◆ **Prompt**
Pictures are not part of the answer. Return the lines from the one containing "What data populates" through the end of the data, both included, exactly as they appear.

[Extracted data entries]
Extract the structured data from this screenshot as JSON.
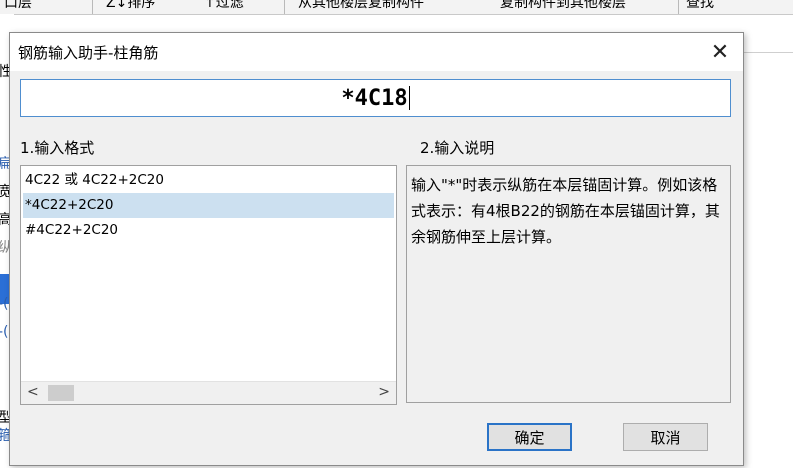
{
  "background_app": {
    "toolbar_fragments": [
      "口层",
      "Z↓排序",
      "↑过滤",
      "从其他楼层复制构件",
      "复制构件到其他楼层",
      "查找"
    ],
    "left_fragments": [
      "性",
      "扁",
      "宽",
      "高",
      "纵",
      "-(",
      "-(",
      "型",
      "箍"
    ]
  },
  "dialog": {
    "title": "钢筋输入助手-柱角筋",
    "close_glyph": "✕",
    "input_value": "*4C18",
    "format_label": "1.输入格式",
    "desc_label": "2.输入说明",
    "formats": [
      {
        "text": "4C22 或 4C22+2C20",
        "selected": false
      },
      {
        "text": "*4C22+2C20",
        "selected": true
      },
      {
        "text": "#4C22+2C20",
        "selected": false
      }
    ],
    "description": "输入\"*\"时表示纵筋在本层锚固计算。例如该格式表示：有4根B22的钢筋在本层锚固计算，其余钢筋伸至上层计算。",
    "ok_label": "确定",
    "cancel_label": "取消",
    "accent_color": "#2a73c7"
  }
}
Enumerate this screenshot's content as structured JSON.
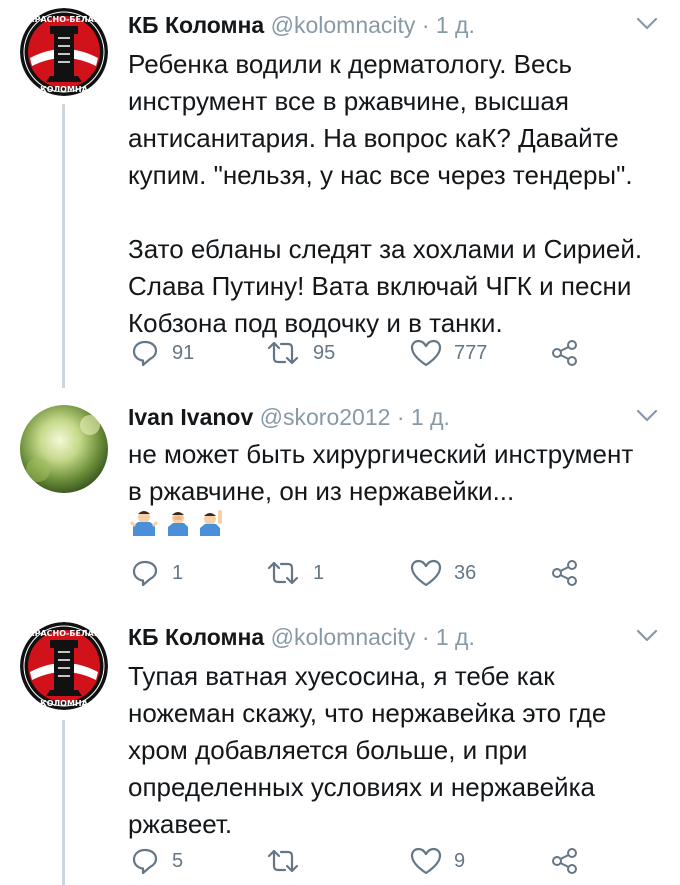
{
  "tweets": [
    {
      "name": "КБ Коломна",
      "handle": "@kolomnacity",
      "sep": "·",
      "time": "1 д.",
      "text": "Ребенка водили к дерматологу.  Весь\nинструмент все в ржавчине, высшая\nантисанитария. На вопрос каК? Давайте\nкупим. \"нельзя, у нас все через тендеры\".\n\nЗато ебланы следят за хохлами и Сирией.\nСлава Путину! Вата включай ЧГК и песни\nКобзона под водочку и в танки.",
      "replies": "91",
      "retweets": "95",
      "likes": "777",
      "avatar": "spartak-club-logo"
    },
    {
      "name": "Ivan Ivanov",
      "handle": "@skoro2012",
      "sep": "·",
      "time": "1 д.",
      "text": "не может быть хирургический инструмент\nв ржавчине, он из нержавейки...",
      "emoji": [
        "man-shrugging-emoji",
        "man-facepalming-emoji",
        "man-raising-hand-emoji"
      ],
      "replies": "1",
      "retweets": "1",
      "likes": "36",
      "avatar": "green-bokeh-photo"
    },
    {
      "name": "КБ Коломна",
      "handle": "@kolomnacity",
      "sep": "·",
      "time": "1 д.",
      "text": "Тупая ватная хуесосина, я тебе как\nножеман скажу, что нержавейка это где\nхром добавляется больше, и при\nопределенных условиях и нержавейка\nржавеет.",
      "replies": "5",
      "retweets": "",
      "likes": "9",
      "avatar": "spartak-club-logo"
    }
  ],
  "colors": {
    "text": "#14171a",
    "secondary": "#8899a6",
    "icon": "#657786",
    "thread_line": "#ccd6dd",
    "logo_red": "#d2121b"
  }
}
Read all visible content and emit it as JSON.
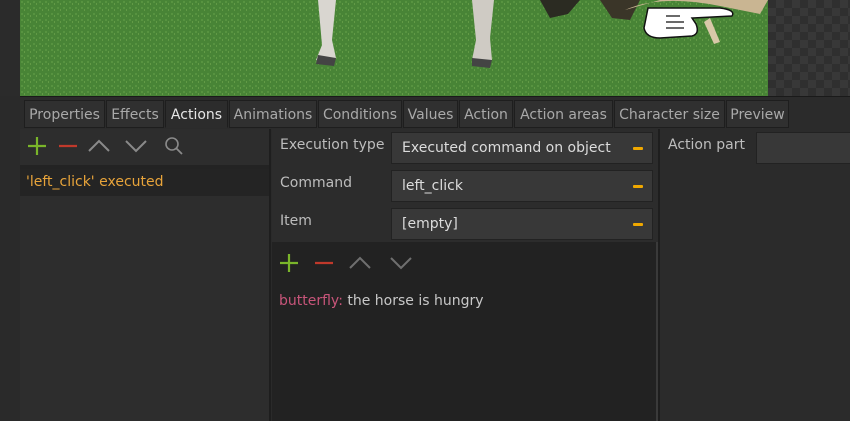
{
  "colors": {
    "accent_orange": "#e8a43a",
    "add_green": "#7ab52a",
    "remove_red": "#c0392b",
    "speaker_pink": "#c8557a",
    "caret_yellow": "#f0a800"
  },
  "tabs": [
    {
      "label": "Properties",
      "active": false
    },
    {
      "label": "Effects",
      "active": false
    },
    {
      "label": "Actions",
      "active": true
    },
    {
      "label": "Animations",
      "active": false
    },
    {
      "label": "Conditions",
      "active": false
    },
    {
      "label": "Values",
      "active": false
    },
    {
      "label": "Action",
      "active": false
    },
    {
      "label": "Action areas",
      "active": false
    },
    {
      "label": "Character size",
      "active": false
    },
    {
      "label": "Preview",
      "active": false
    }
  ],
  "actions_list": {
    "toolbar_icons": [
      "add-icon",
      "remove-icon",
      "move-up-icon",
      "move-down-icon",
      "search-icon"
    ],
    "items": [
      {
        "label": "'left_click' executed",
        "selected": true
      }
    ]
  },
  "action_detail": {
    "execution_type": {
      "label": "Execution type",
      "value": "Executed command on object"
    },
    "command": {
      "label": "Command",
      "value": "left_click"
    },
    "item": {
      "label": "Item",
      "value": "[empty]"
    },
    "toolbar_icons": [
      "add-icon",
      "remove-icon",
      "move-up-icon",
      "move-down-icon"
    ],
    "script": [
      {
        "speaker": "butterfly:",
        "text": " the horse is hungry"
      }
    ]
  },
  "action_part": {
    "label": "Action part",
    "value": ""
  }
}
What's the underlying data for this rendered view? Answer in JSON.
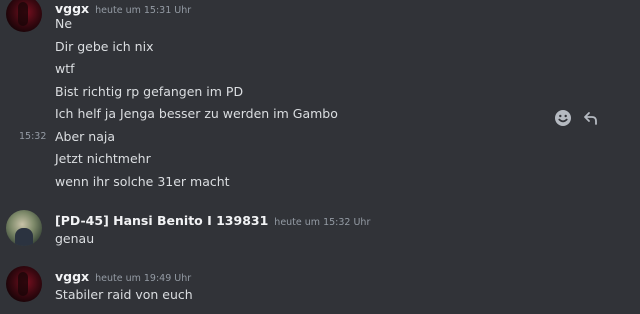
{
  "groups": [
    {
      "username": "vggx",
      "timestamp": "heute um 15:31 Uhr",
      "messages": [
        "Ne",
        "Dir gebe ich nix",
        "wtf",
        "Bist richtig rp gefangen im PD",
        "Ich helf ja Jenga besser zu werden im Gambo",
        "Aber naja",
        "Jetzt nichtmehr",
        "wenn ihr solche 31er macht"
      ],
      "hover_timestamp": "15:32"
    },
    {
      "username": "[PD-45] Hansi Benito I 139831",
      "timestamp": "heute um 15:32 Uhr",
      "messages": [
        "genau"
      ]
    },
    {
      "username": "vggx",
      "timestamp": "heute um 19:49 Uhr",
      "messages": [
        "Stabiler raid von euch"
      ]
    }
  ],
  "colors": {
    "background": "#313338",
    "text": "#dbdee1",
    "username": "#f2f3f5",
    "timestamp": "#949ba4"
  },
  "icons": {
    "add_reaction": "emoji-smile-icon",
    "reply": "reply-arrow-icon"
  }
}
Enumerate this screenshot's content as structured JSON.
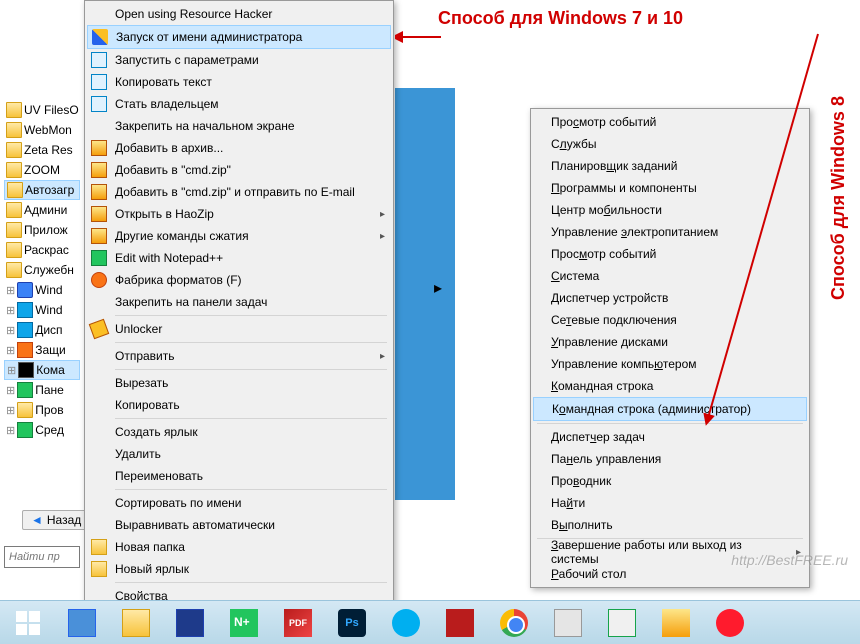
{
  "annotations": {
    "top": "Способ для Windows 7 и 10",
    "right": "Способ для Windows 8"
  },
  "watermark": "http://BestFREE.ru",
  "sidebar": {
    "items": [
      {
        "label": "UV FilesO",
        "icon": "folder"
      },
      {
        "label": "WebMon",
        "icon": "folder"
      },
      {
        "label": "Zeta Res",
        "icon": "folder"
      },
      {
        "label": "ZOOM",
        "icon": "folder"
      },
      {
        "label": "Автозагр",
        "icon": "folder",
        "selected": true
      },
      {
        "label": "Админи",
        "icon": "folder"
      },
      {
        "label": "Прилож",
        "icon": "folder"
      },
      {
        "label": "Раскрас",
        "icon": "folder"
      },
      {
        "label": "Служебн",
        "icon": "folder"
      },
      {
        "label": "Wind",
        "icon": "app"
      },
      {
        "label": "Wind",
        "icon": "blue2"
      },
      {
        "label": "Дисп",
        "icon": "blue2"
      },
      {
        "label": "Защи",
        "icon": "orange"
      },
      {
        "label": "Кома",
        "icon": "cmd",
        "selected": true
      },
      {
        "label": "Пане",
        "icon": "green"
      },
      {
        "label": "Пров",
        "icon": "folder"
      },
      {
        "label": "Сред",
        "icon": "green"
      }
    ],
    "back_label": "Назад",
    "search_placeholder": "Найти пр"
  },
  "menu1": {
    "items": [
      {
        "label": "Open using Resource Hacker",
        "icon": ""
      },
      {
        "label": "Запуск от имени администратора",
        "icon": "shield",
        "highlighted": true
      },
      {
        "label": "Запустить с параметрами",
        "icon": "doc"
      },
      {
        "label": "Копировать текст",
        "icon": "doc"
      },
      {
        "label": "Стать владельцем",
        "icon": "doc"
      },
      {
        "label": "Закрепить на начальном экране",
        "icon": ""
      },
      {
        "label": "Добавить в архив...",
        "icon": "archive"
      },
      {
        "label": "Добавить в \"cmd.zip\"",
        "icon": "archive"
      },
      {
        "label": "Добавить в \"cmd.zip\" и отправить по E-mail",
        "icon": "archive"
      },
      {
        "label": "Открыть в HaoZip",
        "icon": "archive",
        "arrow": true
      },
      {
        "label": "Другие команды сжатия",
        "icon": "archive",
        "arrow": true
      },
      {
        "label": "Edit with Notepad++",
        "icon": "np"
      },
      {
        "label": "Фабрика форматов (F)",
        "icon": "ff"
      },
      {
        "label": "Закрепить на панели задач",
        "icon": ""
      },
      {
        "sep": true
      },
      {
        "label": "Unlocker",
        "icon": "key"
      },
      {
        "sep": true
      },
      {
        "label": "Отправить",
        "icon": "",
        "arrow": true
      },
      {
        "sep": true
      },
      {
        "label": "Вырезать",
        "icon": ""
      },
      {
        "label": "Копировать",
        "icon": ""
      },
      {
        "sep": true
      },
      {
        "label": "Создать ярлык",
        "icon": ""
      },
      {
        "label": "Удалить",
        "icon": ""
      },
      {
        "label": "Переименовать",
        "icon": ""
      },
      {
        "sep": true
      },
      {
        "label": "Сортировать по имени",
        "icon": ""
      },
      {
        "label": "Выравнивать автоматически",
        "icon": ""
      },
      {
        "label": "Новая папка",
        "icon": "folder2"
      },
      {
        "label": "Новый ярлык",
        "icon": "folder2"
      },
      {
        "sep": true
      },
      {
        "label": "Свойства",
        "icon": ""
      }
    ]
  },
  "menu2": {
    "groups": [
      [
        {
          "label": "Просмотр событий",
          "u": "с"
        },
        {
          "label": "Службы",
          "u": "л"
        },
        {
          "label": "Планировщик заданий",
          "u": "щ"
        },
        {
          "label": "Программы и компоненты",
          "u": "П"
        },
        {
          "label": "Центр мобильности",
          "u": "б"
        },
        {
          "label": "Управление электропитанием",
          "u": "э"
        },
        {
          "label": "Просмотр событий",
          "u": "м"
        },
        {
          "label": "Система",
          "u": "С"
        },
        {
          "label": "Диспетчер устройств",
          "u": "Д"
        },
        {
          "label": "Сетевые подключения",
          "u": "т"
        },
        {
          "label": "Управление дисками",
          "u": "У"
        },
        {
          "label": "Управление компьютером",
          "u": "ю"
        },
        {
          "label": "Командная строка",
          "u": "К"
        },
        {
          "label": "Командная строка (администратор)",
          "u": "о",
          "highlighted": true
        }
      ],
      [
        {
          "label": "Диспетчер задач",
          "u": "ч"
        },
        {
          "label": "Панель управления",
          "u": "н"
        },
        {
          "label": "Проводник",
          "u": "в"
        },
        {
          "label": "Найти",
          "u": "й"
        },
        {
          "label": "Выполнить",
          "u": "ы"
        }
      ],
      [
        {
          "label": "Завершение работы или выход из системы",
          "u": "З",
          "arrow": true
        },
        {
          "label": "Рабочий стол",
          "u": "Р"
        }
      ]
    ]
  },
  "taskbar": {
    "items": [
      "start",
      "calc",
      "explorer",
      "save",
      "notepad",
      "pdf",
      "ps",
      "skype",
      "mosaic",
      "chrome",
      "text",
      "mon",
      "tc",
      "opera"
    ]
  }
}
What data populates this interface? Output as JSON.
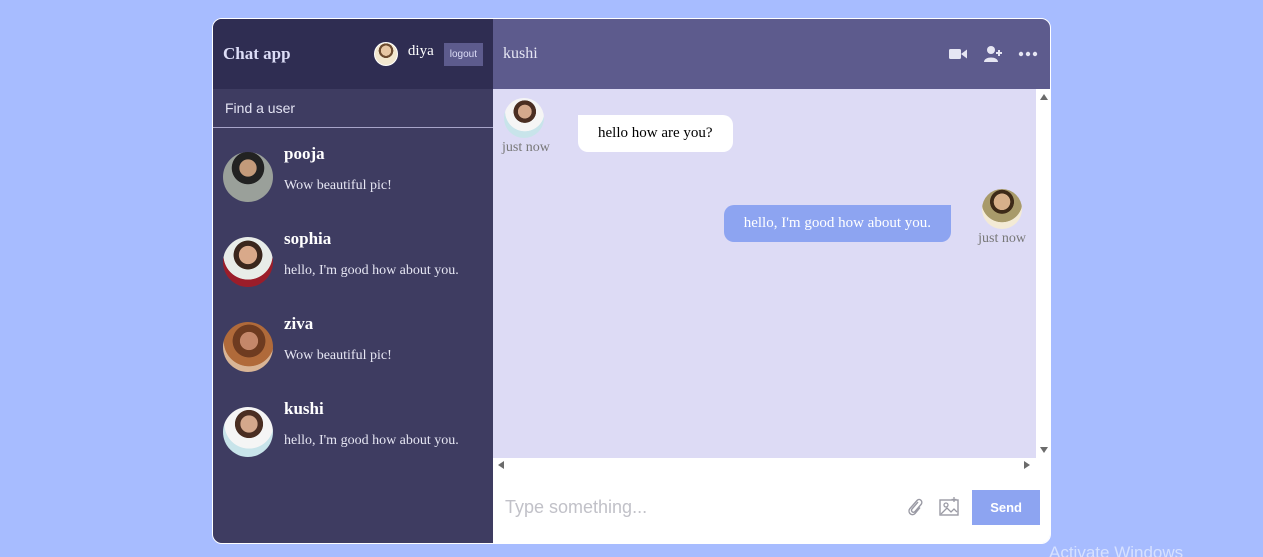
{
  "sidebar": {
    "logo": "Chat app",
    "current_user": {
      "name": "diya"
    },
    "logout_label": "logout",
    "search": {
      "placeholder": "Find a user"
    },
    "chats": [
      {
        "name": "pooja",
        "last_message": "Wow beautiful pic!"
      },
      {
        "name": "sophia",
        "last_message": "hello, I'm good how about you."
      },
      {
        "name": "ziva",
        "last_message": "Wow beautiful pic!"
      },
      {
        "name": "kushi",
        "last_message": "hello, I'm good how about you."
      }
    ]
  },
  "chat": {
    "header": {
      "title": "kushi",
      "icons": [
        "video-camera-icon",
        "add-user-icon",
        "more-options-icon"
      ]
    },
    "messages": [
      {
        "direction": "incoming",
        "text": "hello how are you?",
        "time": "just now"
      },
      {
        "direction": "outgoing",
        "text": "hello, I'm good how about you.",
        "time": "just now"
      }
    ],
    "input": {
      "placeholder": "Type something...",
      "value": "",
      "attach_icon": "paperclip-icon",
      "image_icon": "image-icon",
      "send_label": "Send"
    }
  },
  "colors": {
    "background": "#a7bcff",
    "sidebar": "#3e3c61",
    "sidebar_navbar": "#2f2d52",
    "chat_header": "#5d5b8d",
    "messages_bg": "#dddbf5",
    "outgoing_bubble": "#8da4f1",
    "send_button": "#8da4f1"
  },
  "overlay": {
    "watermark": "Activate Windows"
  }
}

◆ **The result**
What data populates this interface? Output as JSON.
{
  "sidebar": {
    "logo": "Chat app",
    "current_user": {
      "name": "diya"
    },
    "logout_label": "logout",
    "search": {
      "placeholder": "Find a user"
    },
    "chats": [
      {
        "name": "pooja",
        "last_message": "Wow beautiful pic!"
      },
      {
        "name": "sophia",
        "last_message": "hello, I'm good how about you."
      },
      {
        "name": "ziva",
        "last_message": "Wow beautiful pic!"
      },
      {
        "name": "kushi",
        "last_message": "hello, I'm good how about you."
      }
    ]
  },
  "chat": {
    "header": {
      "title": "kushi",
      "icons": [
        "video-camera-icon",
        "add-user-icon",
        "more-options-icon"
      ]
    },
    "messages": [
      {
        "direction": "incoming",
        "text": "hello how are you?",
        "time": "just now"
      },
      {
        "direction": "outgoing",
        "text": "hello, I'm good how about you.",
        "time": "just now"
      }
    ],
    "input": {
      "placeholder": "Type something...",
      "value": "",
      "attach_icon": "paperclip-icon",
      "image_icon": "image-icon",
      "send_label": "Send"
    }
  },
  "colors": {
    "background": "#a7bcff",
    "sidebar": "#3e3c61",
    "sidebar_navbar": "#2f2d52",
    "chat_header": "#5d5b8d",
    "messages_bg": "#dddbf5",
    "outgoing_bubble": "#8da4f1",
    "send_button": "#8da4f1"
  },
  "overlay": {
    "watermark": "Activate Windows"
  }
}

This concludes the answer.